═══ Records provided ═══
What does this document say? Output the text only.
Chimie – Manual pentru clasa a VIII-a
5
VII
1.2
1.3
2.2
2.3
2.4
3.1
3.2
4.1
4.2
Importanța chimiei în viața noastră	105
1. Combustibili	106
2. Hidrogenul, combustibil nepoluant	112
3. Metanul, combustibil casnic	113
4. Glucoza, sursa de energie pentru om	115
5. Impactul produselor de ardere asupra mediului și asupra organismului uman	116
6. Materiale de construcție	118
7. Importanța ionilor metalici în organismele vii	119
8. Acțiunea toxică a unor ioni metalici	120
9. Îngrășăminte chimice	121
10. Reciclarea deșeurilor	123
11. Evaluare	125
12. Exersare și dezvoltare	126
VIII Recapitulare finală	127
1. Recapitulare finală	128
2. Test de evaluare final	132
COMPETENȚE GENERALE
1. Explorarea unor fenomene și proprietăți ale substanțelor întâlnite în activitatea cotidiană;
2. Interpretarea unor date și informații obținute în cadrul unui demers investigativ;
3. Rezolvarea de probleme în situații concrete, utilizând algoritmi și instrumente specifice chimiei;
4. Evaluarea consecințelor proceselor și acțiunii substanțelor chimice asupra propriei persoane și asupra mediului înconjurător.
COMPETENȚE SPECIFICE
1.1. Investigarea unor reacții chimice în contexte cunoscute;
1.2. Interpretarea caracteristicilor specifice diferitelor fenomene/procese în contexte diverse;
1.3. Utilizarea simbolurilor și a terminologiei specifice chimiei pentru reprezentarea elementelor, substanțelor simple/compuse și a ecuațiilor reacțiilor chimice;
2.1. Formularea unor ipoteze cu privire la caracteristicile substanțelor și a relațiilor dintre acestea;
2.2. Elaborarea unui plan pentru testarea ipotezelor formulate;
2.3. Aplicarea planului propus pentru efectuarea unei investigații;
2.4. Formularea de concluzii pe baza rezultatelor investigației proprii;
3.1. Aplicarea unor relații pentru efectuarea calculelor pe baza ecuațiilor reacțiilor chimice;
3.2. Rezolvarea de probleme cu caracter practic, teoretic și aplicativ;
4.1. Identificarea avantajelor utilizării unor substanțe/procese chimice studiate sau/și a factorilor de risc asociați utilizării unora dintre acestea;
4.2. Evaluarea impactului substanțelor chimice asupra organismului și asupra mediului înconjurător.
═══
## Problem requirements
Retype all of the data shown above, word for word.

## Task solution
What does this document say? Output the text only.
Chimie – Manual pentru clasa a VIII-a
5
VII
1.2
1.3
2.2
2.3
2.4
3.1
3.2
4.1
4.2
Importanța chimiei în viața noastră	105
1. Combustibili	106
2. Hidrogenul, combustibil nepoluant	112
3. Metanul, combustibil casnic	113
4. Glucoza, sursa de energie pentru om	115
5. Impactul produselor de ardere asupra mediului și asupra organismului uman	116
6. Materiale de construcție	118
7. Importanța ionilor metalici în organismele vii	119
8. Acțiunea toxică a unor ioni metalici	120
9. Îngrășăminte chimice	121
10. Reciclarea deșeurilor	123
11. Evaluare	125
12. Exersare și dezvoltare	126
VIII Recapitulare finală	127
1. Recapitulare finală	128
2. Test de evaluare final	132
COMPETENȚE GENERALE
1. Explorarea unor fenomene și proprietăți ale substanțelor întâlnite în activitatea cotidiană;
2. Interpretarea unor date și informații obținute în cadrul unui demers investigativ;
3. Rezolvarea de probleme în situații concrete, utilizând algoritmi și instrumente specifice chimiei;
4. Evaluarea consecințelor proceselor și acțiunii substanțelor chimice asupra propriei persoane și asupra mediului înconjurător.
COMPETENȚE SPECIFICE
1.1. Investigarea unor reacții chimice în contexte cunoscute;
1.2. Interpretarea caracteristicilor specifice diferitelor fenomene/procese în contexte diverse;
1.3. Utilizarea simbolurilor și a terminologiei specifice chimiei pentru reprezentarea elementelor, substanțelor simple/compuse și a ecuațiilor reacțiilor chimice;
2.1. Formularea unor ipoteze cu privire la caracteristicile substanțelor și a relațiilor dintre acestea;
2.2. Elaborarea unui plan pentru testarea ipotezelor formulate;
2.3. Aplicarea planului propus pentru efectuarea unei investigații;
2.4. Formularea de concluzii pe baza rezultatelor investigației proprii;
3.1. Aplicarea unor relații pentru efectuarea calculelor pe baza ecuațiilor reacțiilor chimice;
3.2. Rezolvarea de probleme cu caracter practic, teoretic și aplicativ;
4.1. Identificarea avantajelor utilizării unor substanțe/procese chimice studiate sau/și a factorilor de risc asociați utilizării unora dintre acestea;
4.2. Evaluarea impactului substanțelor chimice asupra organismului și asupra mediului înconjurător.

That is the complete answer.